Note how many lines include the word "port", and give that number by itself.

## Data provided

<<<<

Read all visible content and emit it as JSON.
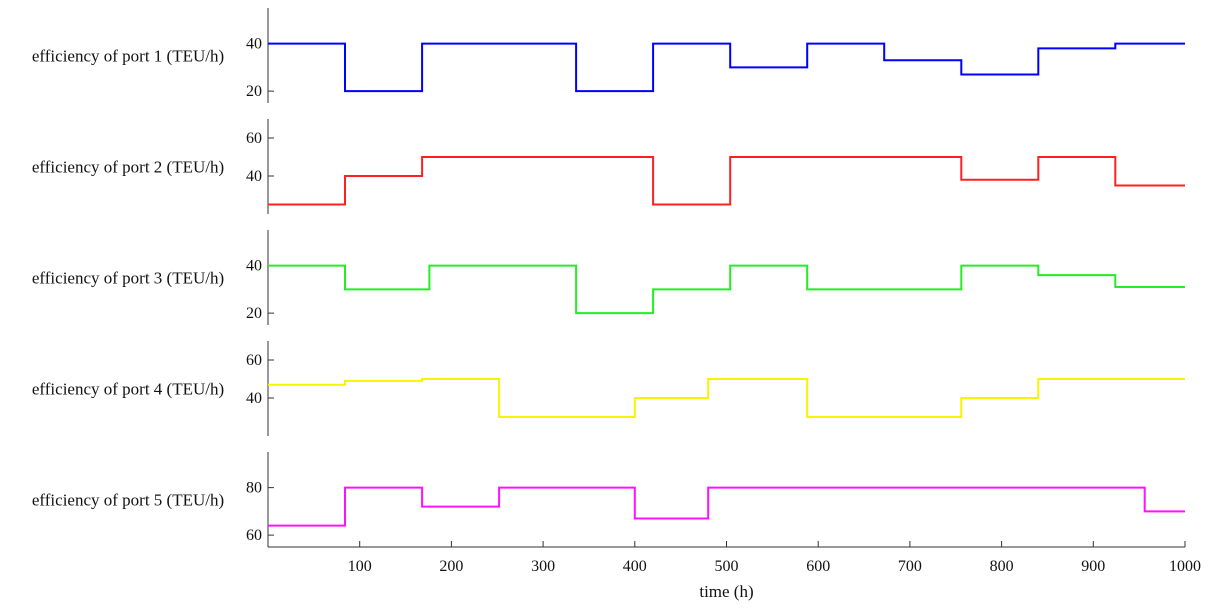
{
  "chart_data": {
    "type": "line",
    "xlabel": "time (h)",
    "xlim": [
      0,
      1000
    ],
    "xticks": [
      100,
      200,
      300,
      400,
      500,
      600,
      700,
      800,
      900,
      1000
    ],
    "panels": [
      {
        "ylabel": "efficiency of port 1 (TEU/h)",
        "color": "#0000ff",
        "ylim": [
          15,
          55
        ],
        "yticks": [
          20,
          40
        ],
        "steps": [
          [
            0,
            40
          ],
          [
            84,
            20
          ],
          [
            168,
            40
          ],
          [
            336,
            20
          ],
          [
            420,
            40
          ],
          [
            504,
            30
          ],
          [
            588,
            40
          ],
          [
            672,
            33
          ],
          [
            756,
            27
          ],
          [
            840,
            38
          ],
          [
            924,
            40
          ],
          [
            1000,
            40
          ]
        ]
      },
      {
        "ylabel": "efficiency of port 2 (TEU/h)",
        "color": "#ff2020",
        "ylim": [
          20,
          70
        ],
        "yticks": [
          40,
          60
        ],
        "steps": [
          [
            0,
            25
          ],
          [
            84,
            40
          ],
          [
            168,
            50
          ],
          [
            420,
            25
          ],
          [
            504,
            50
          ],
          [
            756,
            38
          ],
          [
            840,
            50
          ],
          [
            924,
            35
          ],
          [
            1000,
            35
          ]
        ]
      },
      {
        "ylabel": "efficiency of port 3 (TEU/h)",
        "color": "#22ee22",
        "ylim": [
          15,
          55
        ],
        "yticks": [
          20,
          40
        ],
        "steps": [
          [
            0,
            40
          ],
          [
            84,
            30
          ],
          [
            176,
            40
          ],
          [
            336,
            20
          ],
          [
            420,
            30
          ],
          [
            504,
            40
          ],
          [
            588,
            30
          ],
          [
            756,
            40
          ],
          [
            840,
            36
          ],
          [
            924,
            31
          ],
          [
            1000,
            31
          ]
        ]
      },
      {
        "ylabel": "efficiency of port 4 (TEU/h)",
        "color": "#f5f500",
        "ylim": [
          20,
          70
        ],
        "yticks": [
          40,
          60
        ],
        "steps": [
          [
            0,
            47
          ],
          [
            84,
            49
          ],
          [
            168,
            50
          ],
          [
            252,
            30
          ],
          [
            400,
            40
          ],
          [
            480,
            50
          ],
          [
            588,
            30
          ],
          [
            756,
            40
          ],
          [
            840,
            50
          ],
          [
            1000,
            50
          ]
        ]
      },
      {
        "ylabel": "efficiency of port 5 (TEU/h)",
        "color": "#ff10ff",
        "ylim": [
          55,
          95
        ],
        "yticks": [
          60,
          80
        ],
        "steps": [
          [
            0,
            64
          ],
          [
            84,
            80
          ],
          [
            168,
            72
          ],
          [
            252,
            80
          ],
          [
            400,
            67
          ],
          [
            480,
            80
          ],
          [
            956,
            70
          ],
          [
            1000,
            70
          ]
        ]
      }
    ]
  }
}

>>>>

## Exercise solution
5